_Record extracts_:
⟨
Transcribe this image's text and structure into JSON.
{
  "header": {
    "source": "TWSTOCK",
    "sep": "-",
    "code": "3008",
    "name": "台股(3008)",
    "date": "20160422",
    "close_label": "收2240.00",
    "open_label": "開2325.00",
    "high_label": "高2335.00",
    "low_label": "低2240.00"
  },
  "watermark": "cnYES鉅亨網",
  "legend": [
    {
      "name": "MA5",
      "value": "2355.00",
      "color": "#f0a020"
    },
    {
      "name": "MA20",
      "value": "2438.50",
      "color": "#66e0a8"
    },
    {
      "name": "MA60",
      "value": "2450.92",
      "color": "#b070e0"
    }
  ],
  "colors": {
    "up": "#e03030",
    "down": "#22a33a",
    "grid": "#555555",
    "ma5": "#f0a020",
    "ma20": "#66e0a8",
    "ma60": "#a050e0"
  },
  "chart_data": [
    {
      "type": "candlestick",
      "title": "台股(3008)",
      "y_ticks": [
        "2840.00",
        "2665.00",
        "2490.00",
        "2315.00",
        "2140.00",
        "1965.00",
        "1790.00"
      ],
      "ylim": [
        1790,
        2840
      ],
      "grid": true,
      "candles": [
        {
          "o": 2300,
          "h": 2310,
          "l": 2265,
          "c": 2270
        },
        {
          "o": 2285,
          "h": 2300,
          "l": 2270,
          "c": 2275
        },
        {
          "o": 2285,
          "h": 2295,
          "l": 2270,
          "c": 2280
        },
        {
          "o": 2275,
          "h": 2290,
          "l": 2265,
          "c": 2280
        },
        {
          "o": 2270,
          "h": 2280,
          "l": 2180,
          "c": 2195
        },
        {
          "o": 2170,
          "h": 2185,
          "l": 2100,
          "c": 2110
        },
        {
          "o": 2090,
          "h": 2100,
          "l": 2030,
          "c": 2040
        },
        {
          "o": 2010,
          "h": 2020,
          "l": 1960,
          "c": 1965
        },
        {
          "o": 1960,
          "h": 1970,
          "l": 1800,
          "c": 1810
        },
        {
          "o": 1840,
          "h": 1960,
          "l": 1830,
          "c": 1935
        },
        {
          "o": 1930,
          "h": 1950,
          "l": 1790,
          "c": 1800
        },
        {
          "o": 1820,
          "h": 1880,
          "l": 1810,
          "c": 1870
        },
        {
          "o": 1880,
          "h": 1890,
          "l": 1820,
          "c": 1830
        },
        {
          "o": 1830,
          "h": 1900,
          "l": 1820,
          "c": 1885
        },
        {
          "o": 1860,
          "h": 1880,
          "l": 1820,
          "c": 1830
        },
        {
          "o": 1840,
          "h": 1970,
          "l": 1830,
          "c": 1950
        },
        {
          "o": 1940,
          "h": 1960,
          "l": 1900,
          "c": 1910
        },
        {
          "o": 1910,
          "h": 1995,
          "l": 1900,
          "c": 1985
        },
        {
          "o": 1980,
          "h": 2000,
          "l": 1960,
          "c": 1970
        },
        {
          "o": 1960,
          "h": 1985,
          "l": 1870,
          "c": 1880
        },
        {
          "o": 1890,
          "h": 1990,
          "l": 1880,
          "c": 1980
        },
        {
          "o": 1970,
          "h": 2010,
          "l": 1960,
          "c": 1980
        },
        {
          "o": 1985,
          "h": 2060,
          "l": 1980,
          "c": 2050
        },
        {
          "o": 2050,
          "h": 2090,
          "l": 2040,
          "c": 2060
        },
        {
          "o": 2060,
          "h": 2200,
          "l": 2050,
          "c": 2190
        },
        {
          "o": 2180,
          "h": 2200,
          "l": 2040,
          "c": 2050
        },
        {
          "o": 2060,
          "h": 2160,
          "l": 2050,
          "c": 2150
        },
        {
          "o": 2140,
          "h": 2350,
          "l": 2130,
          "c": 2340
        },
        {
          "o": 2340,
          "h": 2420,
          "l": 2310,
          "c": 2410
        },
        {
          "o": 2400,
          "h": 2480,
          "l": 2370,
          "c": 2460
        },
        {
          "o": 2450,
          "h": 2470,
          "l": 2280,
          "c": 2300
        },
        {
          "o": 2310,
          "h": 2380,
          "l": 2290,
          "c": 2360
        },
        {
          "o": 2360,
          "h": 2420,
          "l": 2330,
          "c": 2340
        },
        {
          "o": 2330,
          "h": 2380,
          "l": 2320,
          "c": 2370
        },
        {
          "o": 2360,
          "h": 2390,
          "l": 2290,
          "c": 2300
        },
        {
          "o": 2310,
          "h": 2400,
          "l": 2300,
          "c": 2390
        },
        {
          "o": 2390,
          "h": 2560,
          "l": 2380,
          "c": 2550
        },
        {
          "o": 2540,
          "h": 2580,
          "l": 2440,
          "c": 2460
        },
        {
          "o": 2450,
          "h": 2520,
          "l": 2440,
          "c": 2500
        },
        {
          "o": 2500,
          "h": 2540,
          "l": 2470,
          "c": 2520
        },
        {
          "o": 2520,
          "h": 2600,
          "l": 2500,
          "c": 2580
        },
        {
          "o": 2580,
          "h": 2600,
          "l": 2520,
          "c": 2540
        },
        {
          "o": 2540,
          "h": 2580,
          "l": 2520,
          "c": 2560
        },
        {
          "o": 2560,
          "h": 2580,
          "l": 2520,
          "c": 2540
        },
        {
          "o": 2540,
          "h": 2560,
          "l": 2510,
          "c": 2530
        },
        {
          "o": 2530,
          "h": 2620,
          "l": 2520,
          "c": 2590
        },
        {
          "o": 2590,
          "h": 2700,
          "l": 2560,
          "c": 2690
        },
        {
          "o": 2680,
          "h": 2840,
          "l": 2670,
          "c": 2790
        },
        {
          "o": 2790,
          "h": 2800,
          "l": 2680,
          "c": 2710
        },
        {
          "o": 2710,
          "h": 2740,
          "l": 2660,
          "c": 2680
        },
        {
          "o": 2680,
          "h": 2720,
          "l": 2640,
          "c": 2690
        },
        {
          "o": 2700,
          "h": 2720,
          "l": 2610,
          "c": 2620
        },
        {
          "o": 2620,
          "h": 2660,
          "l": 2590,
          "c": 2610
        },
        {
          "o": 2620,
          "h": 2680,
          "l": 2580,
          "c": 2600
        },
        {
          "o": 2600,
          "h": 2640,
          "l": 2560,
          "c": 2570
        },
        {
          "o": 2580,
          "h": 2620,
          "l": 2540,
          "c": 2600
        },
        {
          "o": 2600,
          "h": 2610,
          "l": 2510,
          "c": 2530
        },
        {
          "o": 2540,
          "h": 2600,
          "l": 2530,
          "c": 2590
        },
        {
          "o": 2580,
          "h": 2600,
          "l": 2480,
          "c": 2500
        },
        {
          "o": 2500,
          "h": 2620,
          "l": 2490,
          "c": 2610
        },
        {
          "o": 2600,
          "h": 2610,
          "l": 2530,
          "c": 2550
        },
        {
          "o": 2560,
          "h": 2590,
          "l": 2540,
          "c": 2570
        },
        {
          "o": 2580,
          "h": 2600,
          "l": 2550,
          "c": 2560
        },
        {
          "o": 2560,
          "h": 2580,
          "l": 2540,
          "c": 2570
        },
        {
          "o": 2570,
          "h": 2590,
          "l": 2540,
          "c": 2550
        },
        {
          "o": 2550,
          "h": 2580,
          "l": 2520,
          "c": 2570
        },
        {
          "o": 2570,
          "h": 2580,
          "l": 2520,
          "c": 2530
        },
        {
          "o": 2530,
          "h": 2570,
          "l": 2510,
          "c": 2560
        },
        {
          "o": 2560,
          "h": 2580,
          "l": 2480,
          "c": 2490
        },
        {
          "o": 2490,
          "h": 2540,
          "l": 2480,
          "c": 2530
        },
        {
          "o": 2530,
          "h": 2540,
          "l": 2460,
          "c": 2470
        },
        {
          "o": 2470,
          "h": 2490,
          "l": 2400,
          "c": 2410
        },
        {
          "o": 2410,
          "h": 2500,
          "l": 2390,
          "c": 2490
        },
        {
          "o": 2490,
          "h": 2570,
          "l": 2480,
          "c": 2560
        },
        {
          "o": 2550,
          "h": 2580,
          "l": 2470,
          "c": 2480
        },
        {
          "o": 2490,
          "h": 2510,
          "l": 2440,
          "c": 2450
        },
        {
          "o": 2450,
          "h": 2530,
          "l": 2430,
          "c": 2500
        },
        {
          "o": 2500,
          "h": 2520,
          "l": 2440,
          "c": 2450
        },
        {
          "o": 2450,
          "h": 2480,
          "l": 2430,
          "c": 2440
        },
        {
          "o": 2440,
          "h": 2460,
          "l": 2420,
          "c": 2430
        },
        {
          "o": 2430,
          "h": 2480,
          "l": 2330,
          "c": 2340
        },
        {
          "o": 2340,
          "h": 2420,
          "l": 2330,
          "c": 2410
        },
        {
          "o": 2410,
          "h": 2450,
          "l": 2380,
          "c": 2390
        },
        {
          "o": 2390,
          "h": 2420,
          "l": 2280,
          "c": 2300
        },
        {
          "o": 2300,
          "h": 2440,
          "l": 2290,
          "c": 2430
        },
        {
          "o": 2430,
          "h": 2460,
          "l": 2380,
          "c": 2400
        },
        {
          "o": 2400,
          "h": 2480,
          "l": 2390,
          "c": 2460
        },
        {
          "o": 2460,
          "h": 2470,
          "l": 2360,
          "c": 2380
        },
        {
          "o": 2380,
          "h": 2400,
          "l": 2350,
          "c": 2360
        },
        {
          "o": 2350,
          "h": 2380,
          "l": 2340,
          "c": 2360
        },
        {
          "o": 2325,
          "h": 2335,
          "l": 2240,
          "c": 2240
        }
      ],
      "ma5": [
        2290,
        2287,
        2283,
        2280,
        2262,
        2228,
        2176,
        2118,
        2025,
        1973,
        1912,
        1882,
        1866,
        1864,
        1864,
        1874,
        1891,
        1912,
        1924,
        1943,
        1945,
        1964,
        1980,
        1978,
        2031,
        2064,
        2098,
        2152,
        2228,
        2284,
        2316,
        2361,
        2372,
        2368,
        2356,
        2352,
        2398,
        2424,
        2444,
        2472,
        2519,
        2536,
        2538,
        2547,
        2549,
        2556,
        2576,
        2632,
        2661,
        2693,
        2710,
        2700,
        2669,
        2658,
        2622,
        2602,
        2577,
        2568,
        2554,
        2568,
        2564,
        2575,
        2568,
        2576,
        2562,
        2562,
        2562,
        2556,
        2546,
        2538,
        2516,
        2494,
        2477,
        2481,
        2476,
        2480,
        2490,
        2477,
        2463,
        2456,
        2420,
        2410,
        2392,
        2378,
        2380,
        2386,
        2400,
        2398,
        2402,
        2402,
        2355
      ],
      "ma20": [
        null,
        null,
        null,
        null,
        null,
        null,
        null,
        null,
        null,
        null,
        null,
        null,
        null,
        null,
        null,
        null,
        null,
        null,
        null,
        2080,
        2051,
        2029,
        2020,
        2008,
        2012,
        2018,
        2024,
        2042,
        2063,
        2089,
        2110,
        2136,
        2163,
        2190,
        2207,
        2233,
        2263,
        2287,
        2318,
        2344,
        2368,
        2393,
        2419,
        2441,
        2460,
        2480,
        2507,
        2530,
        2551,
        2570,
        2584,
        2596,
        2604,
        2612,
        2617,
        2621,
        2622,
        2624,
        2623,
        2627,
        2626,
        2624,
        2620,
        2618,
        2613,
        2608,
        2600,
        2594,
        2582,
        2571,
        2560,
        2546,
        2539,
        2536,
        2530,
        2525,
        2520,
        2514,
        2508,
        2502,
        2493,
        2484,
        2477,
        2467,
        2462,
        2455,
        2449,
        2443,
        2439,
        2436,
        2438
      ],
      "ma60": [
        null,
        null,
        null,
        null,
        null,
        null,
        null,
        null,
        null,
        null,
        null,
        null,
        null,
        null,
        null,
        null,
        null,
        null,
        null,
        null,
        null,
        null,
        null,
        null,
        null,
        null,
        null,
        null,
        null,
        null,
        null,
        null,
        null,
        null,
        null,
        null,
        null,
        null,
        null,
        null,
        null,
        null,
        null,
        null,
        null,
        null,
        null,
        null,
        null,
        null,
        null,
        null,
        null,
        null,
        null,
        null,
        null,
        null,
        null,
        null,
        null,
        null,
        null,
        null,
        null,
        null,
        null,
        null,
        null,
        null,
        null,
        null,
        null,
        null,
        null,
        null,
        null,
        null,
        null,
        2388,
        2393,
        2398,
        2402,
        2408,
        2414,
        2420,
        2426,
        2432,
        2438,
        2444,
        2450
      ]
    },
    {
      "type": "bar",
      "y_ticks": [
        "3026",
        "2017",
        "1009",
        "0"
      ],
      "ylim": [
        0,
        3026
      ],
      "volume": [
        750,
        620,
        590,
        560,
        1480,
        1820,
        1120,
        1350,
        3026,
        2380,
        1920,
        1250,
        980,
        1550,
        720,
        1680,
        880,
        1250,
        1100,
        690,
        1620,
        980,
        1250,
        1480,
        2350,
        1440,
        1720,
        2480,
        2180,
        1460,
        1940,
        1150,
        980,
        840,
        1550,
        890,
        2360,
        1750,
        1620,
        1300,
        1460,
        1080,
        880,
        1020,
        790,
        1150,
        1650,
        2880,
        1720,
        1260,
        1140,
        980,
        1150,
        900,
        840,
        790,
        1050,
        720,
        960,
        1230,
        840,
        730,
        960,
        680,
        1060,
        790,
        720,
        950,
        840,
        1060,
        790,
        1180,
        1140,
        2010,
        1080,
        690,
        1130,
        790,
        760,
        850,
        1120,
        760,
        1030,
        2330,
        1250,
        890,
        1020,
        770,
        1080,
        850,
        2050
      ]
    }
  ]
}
⟩
_Task description_: From the listing above, return each line with the word "value".

_Answer for the task_:
      "value": "2355.00",
      "value": "2438.50",
      "value": "2450.92",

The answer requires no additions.